Gather the lines below that include the string "Visor", copying each in full.

[Records excerpted from a collection]
◆ ◆ ◆ ◆
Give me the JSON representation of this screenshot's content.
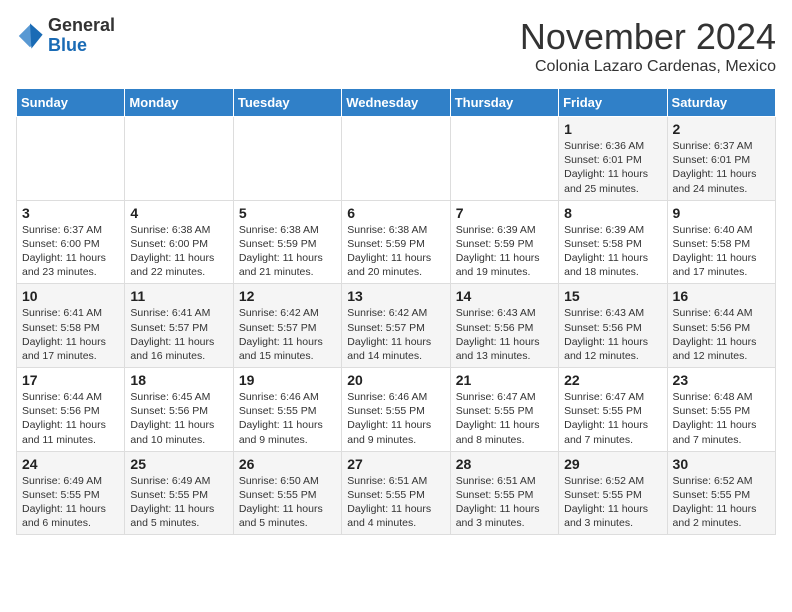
{
  "logo": {
    "general": "General",
    "blue": "Blue"
  },
  "title": "November 2024",
  "location": "Colonia Lazaro Cardenas, Mexico",
  "days_of_week": [
    "Sunday",
    "Monday",
    "Tuesday",
    "Wednesday",
    "Thursday",
    "Friday",
    "Saturday"
  ],
  "weeks": [
    [
      {
        "day": "",
        "info": ""
      },
      {
        "day": "",
        "info": ""
      },
      {
        "day": "",
        "info": ""
      },
      {
        "day": "",
        "info": ""
      },
      {
        "day": "",
        "info": ""
      },
      {
        "day": "1",
        "info": "Sunrise: 6:36 AM\nSunset: 6:01 PM\nDaylight: 11 hours and 25 minutes."
      },
      {
        "day": "2",
        "info": "Sunrise: 6:37 AM\nSunset: 6:01 PM\nDaylight: 11 hours and 24 minutes."
      }
    ],
    [
      {
        "day": "3",
        "info": "Sunrise: 6:37 AM\nSunset: 6:00 PM\nDaylight: 11 hours and 23 minutes."
      },
      {
        "day": "4",
        "info": "Sunrise: 6:38 AM\nSunset: 6:00 PM\nDaylight: 11 hours and 22 minutes."
      },
      {
        "day": "5",
        "info": "Sunrise: 6:38 AM\nSunset: 5:59 PM\nDaylight: 11 hours and 21 minutes."
      },
      {
        "day": "6",
        "info": "Sunrise: 6:38 AM\nSunset: 5:59 PM\nDaylight: 11 hours and 20 minutes."
      },
      {
        "day": "7",
        "info": "Sunrise: 6:39 AM\nSunset: 5:59 PM\nDaylight: 11 hours and 19 minutes."
      },
      {
        "day": "8",
        "info": "Sunrise: 6:39 AM\nSunset: 5:58 PM\nDaylight: 11 hours and 18 minutes."
      },
      {
        "day": "9",
        "info": "Sunrise: 6:40 AM\nSunset: 5:58 PM\nDaylight: 11 hours and 17 minutes."
      }
    ],
    [
      {
        "day": "10",
        "info": "Sunrise: 6:41 AM\nSunset: 5:58 PM\nDaylight: 11 hours and 17 minutes."
      },
      {
        "day": "11",
        "info": "Sunrise: 6:41 AM\nSunset: 5:57 PM\nDaylight: 11 hours and 16 minutes."
      },
      {
        "day": "12",
        "info": "Sunrise: 6:42 AM\nSunset: 5:57 PM\nDaylight: 11 hours and 15 minutes."
      },
      {
        "day": "13",
        "info": "Sunrise: 6:42 AM\nSunset: 5:57 PM\nDaylight: 11 hours and 14 minutes."
      },
      {
        "day": "14",
        "info": "Sunrise: 6:43 AM\nSunset: 5:56 PM\nDaylight: 11 hours and 13 minutes."
      },
      {
        "day": "15",
        "info": "Sunrise: 6:43 AM\nSunset: 5:56 PM\nDaylight: 11 hours and 12 minutes."
      },
      {
        "day": "16",
        "info": "Sunrise: 6:44 AM\nSunset: 5:56 PM\nDaylight: 11 hours and 12 minutes."
      }
    ],
    [
      {
        "day": "17",
        "info": "Sunrise: 6:44 AM\nSunset: 5:56 PM\nDaylight: 11 hours and 11 minutes."
      },
      {
        "day": "18",
        "info": "Sunrise: 6:45 AM\nSunset: 5:56 PM\nDaylight: 11 hours and 10 minutes."
      },
      {
        "day": "19",
        "info": "Sunrise: 6:46 AM\nSunset: 5:55 PM\nDaylight: 11 hours and 9 minutes."
      },
      {
        "day": "20",
        "info": "Sunrise: 6:46 AM\nSunset: 5:55 PM\nDaylight: 11 hours and 9 minutes."
      },
      {
        "day": "21",
        "info": "Sunrise: 6:47 AM\nSunset: 5:55 PM\nDaylight: 11 hours and 8 minutes."
      },
      {
        "day": "22",
        "info": "Sunrise: 6:47 AM\nSunset: 5:55 PM\nDaylight: 11 hours and 7 minutes."
      },
      {
        "day": "23",
        "info": "Sunrise: 6:48 AM\nSunset: 5:55 PM\nDaylight: 11 hours and 7 minutes."
      }
    ],
    [
      {
        "day": "24",
        "info": "Sunrise: 6:49 AM\nSunset: 5:55 PM\nDaylight: 11 hours and 6 minutes."
      },
      {
        "day": "25",
        "info": "Sunrise: 6:49 AM\nSunset: 5:55 PM\nDaylight: 11 hours and 5 minutes."
      },
      {
        "day": "26",
        "info": "Sunrise: 6:50 AM\nSunset: 5:55 PM\nDaylight: 11 hours and 5 minutes."
      },
      {
        "day": "27",
        "info": "Sunrise: 6:51 AM\nSunset: 5:55 PM\nDaylight: 11 hours and 4 minutes."
      },
      {
        "day": "28",
        "info": "Sunrise: 6:51 AM\nSunset: 5:55 PM\nDaylight: 11 hours and 3 minutes."
      },
      {
        "day": "29",
        "info": "Sunrise: 6:52 AM\nSunset: 5:55 PM\nDaylight: 11 hours and 3 minutes."
      },
      {
        "day": "30",
        "info": "Sunrise: 6:52 AM\nSunset: 5:55 PM\nDaylight: 11 hours and 2 minutes."
      }
    ]
  ]
}
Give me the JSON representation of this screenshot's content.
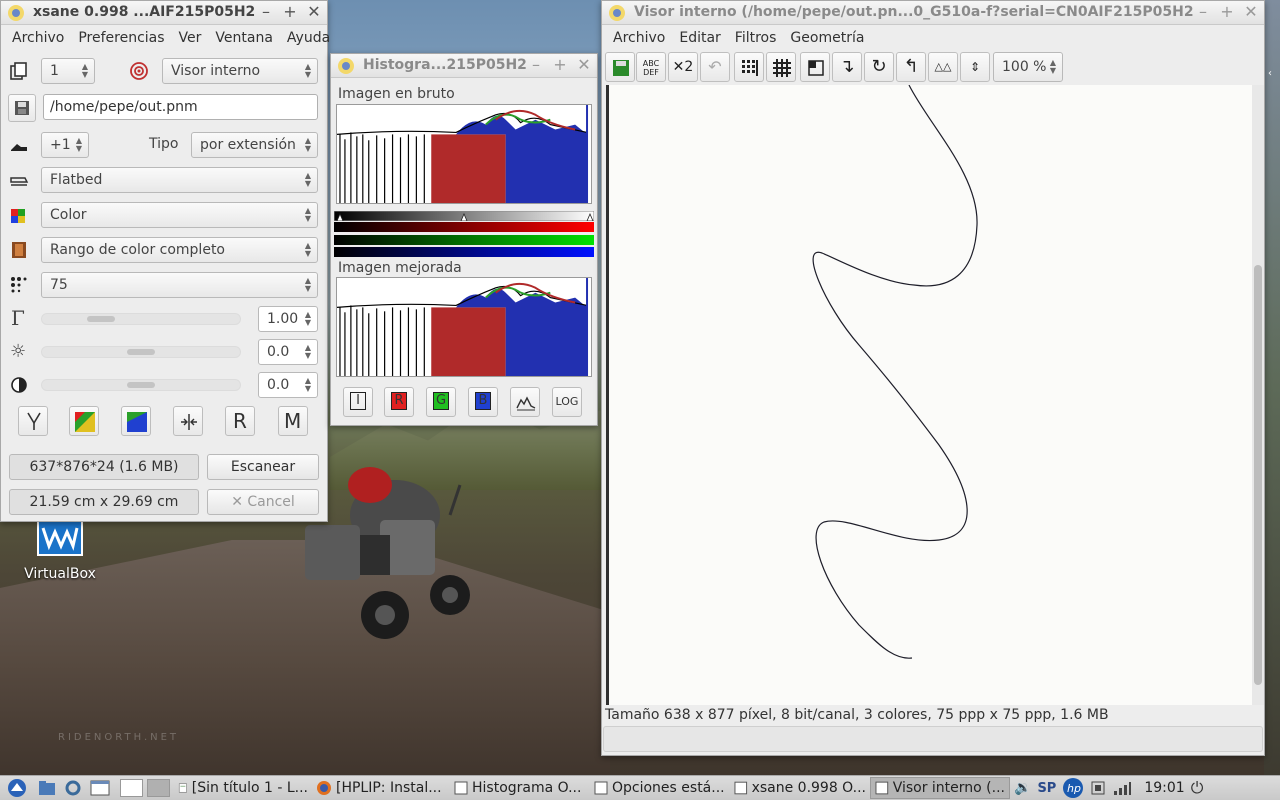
{
  "xsane": {
    "title": "xsane 0.998 ...AIF215P05H2",
    "menu": [
      "Archivo",
      "Preferencias",
      "Ver",
      "Ventana",
      "Ayuda"
    ],
    "copies": "1",
    "target": "Visor interno",
    "filename": "/home/pepe/out.pnm",
    "increment": "+1",
    "tipo_label": "Tipo",
    "tipo_value": "por extensión",
    "source": "Flatbed",
    "color_mode": "Color",
    "color_range": "Rango de color completo",
    "resolution": "75",
    "gamma": "1.00",
    "brightness": "0.0",
    "contrast": "0.0",
    "size_info": "637*876*24 (1.6 MB)",
    "scan_button": "Escanear",
    "dimensions": "21.59 cm x 29.69 cm",
    "cancel_button": "Cancel"
  },
  "histogram": {
    "title": "Histogra...215P05H2",
    "raw_label": "Imagen en bruto",
    "enhanced_label": "Imagen mejorada",
    "buttons": [
      "I",
      "R",
      "G",
      "B",
      "LOG"
    ]
  },
  "viewer": {
    "title": "Visor interno (/home/pepe/out.pn...0_G510a-f?serial=CN0AIF215P05H2",
    "menu": [
      "Archivo",
      "Editar",
      "Filtros",
      "Geometría"
    ],
    "zoom": "100 %",
    "status": "Tamaño 638 x 877 píxel, 8 bit/canal, 3 colores, 75 ppp x 75 ppp, 1.6 MB"
  },
  "desktop": {
    "icon_label": "VirtualBox",
    "watermark": "RIDENORTH.NET"
  },
  "taskbar": {
    "items": [
      "[Sin título 1 - L...",
      "[HPLIP: Instal...",
      "Histograma O...",
      "Opciones está...",
      "xsane 0.998 O...",
      "Visor interno (..."
    ],
    "lang": "SP",
    "clock": "19:01"
  },
  "colors": {
    "histo_red": "#b02a2a",
    "histo_green": "#2aa02a",
    "histo_blue": "#2230b0"
  }
}
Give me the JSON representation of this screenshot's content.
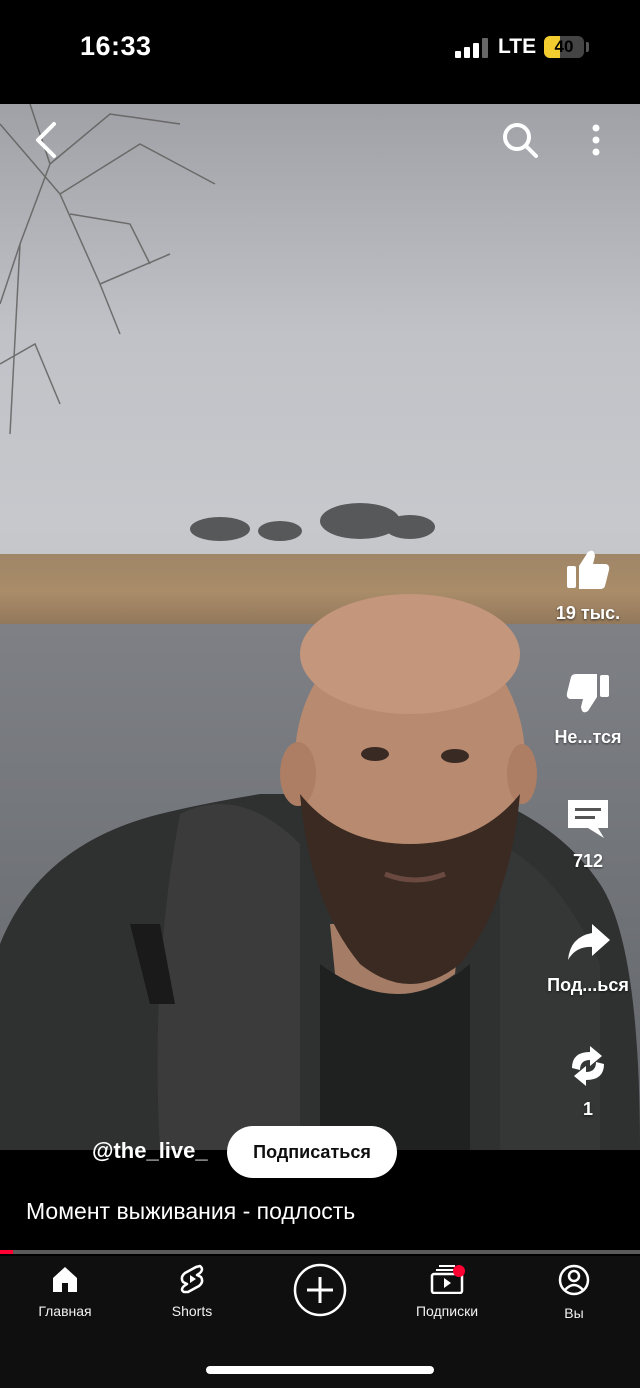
{
  "status_bar": {
    "time": "16:33",
    "network": "LTE",
    "battery_level": "40",
    "battery_fraction": 0.4,
    "signal_bars_active": 3,
    "signal_bars_total": 4
  },
  "top_bar": {
    "back_icon": "chevron-left-icon",
    "search_icon": "search-icon",
    "more_icon": "more-vertical-icon"
  },
  "actions": {
    "like": {
      "icon": "thumbs-up-icon",
      "label": "19 тыс."
    },
    "dislike": {
      "icon": "thumbs-down-icon",
      "label": "Не...тся"
    },
    "comments": {
      "icon": "comment-icon",
      "label": "712"
    },
    "share": {
      "icon": "share-icon",
      "label": "Под...ься"
    },
    "remix": {
      "icon": "remix-icon",
      "label": "1"
    }
  },
  "video_info": {
    "channel": "@the_live_",
    "subscribe_label": "Подписаться",
    "title": "Момент выживания - подлость"
  },
  "progress": {
    "played_fraction": 0.02,
    "played_color": "#ff0033"
  },
  "bottom_nav": {
    "items": [
      {
        "icon": "home-icon",
        "label": "Главная"
      },
      {
        "icon": "shorts-icon",
        "label": "Shorts"
      },
      {
        "icon": "create-plus-icon",
        "label": ""
      },
      {
        "icon": "subscriptions-icon",
        "label": "Подписки"
      },
      {
        "icon": "account-icon",
        "label": "Вы"
      }
    ]
  }
}
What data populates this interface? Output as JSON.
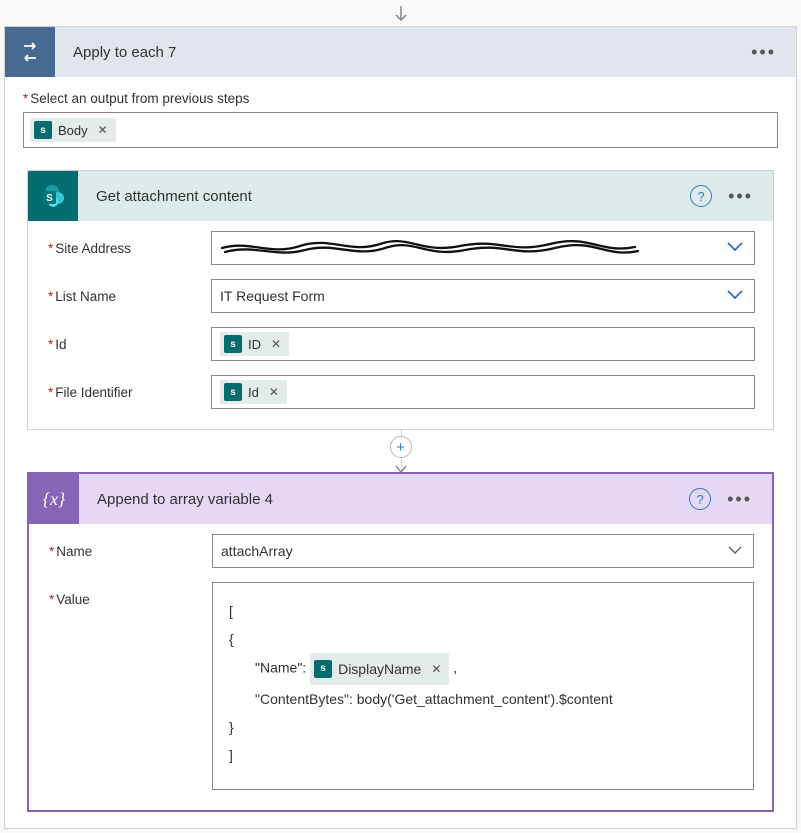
◆ ◆ ◆ ◆
• The solution:
    "target": "Visor interno",
    "title": "Visor interno (/home/pepe/out.pn...0_G510a-f?serial=CN0AIF215P05H2",
      "Visor interno (..."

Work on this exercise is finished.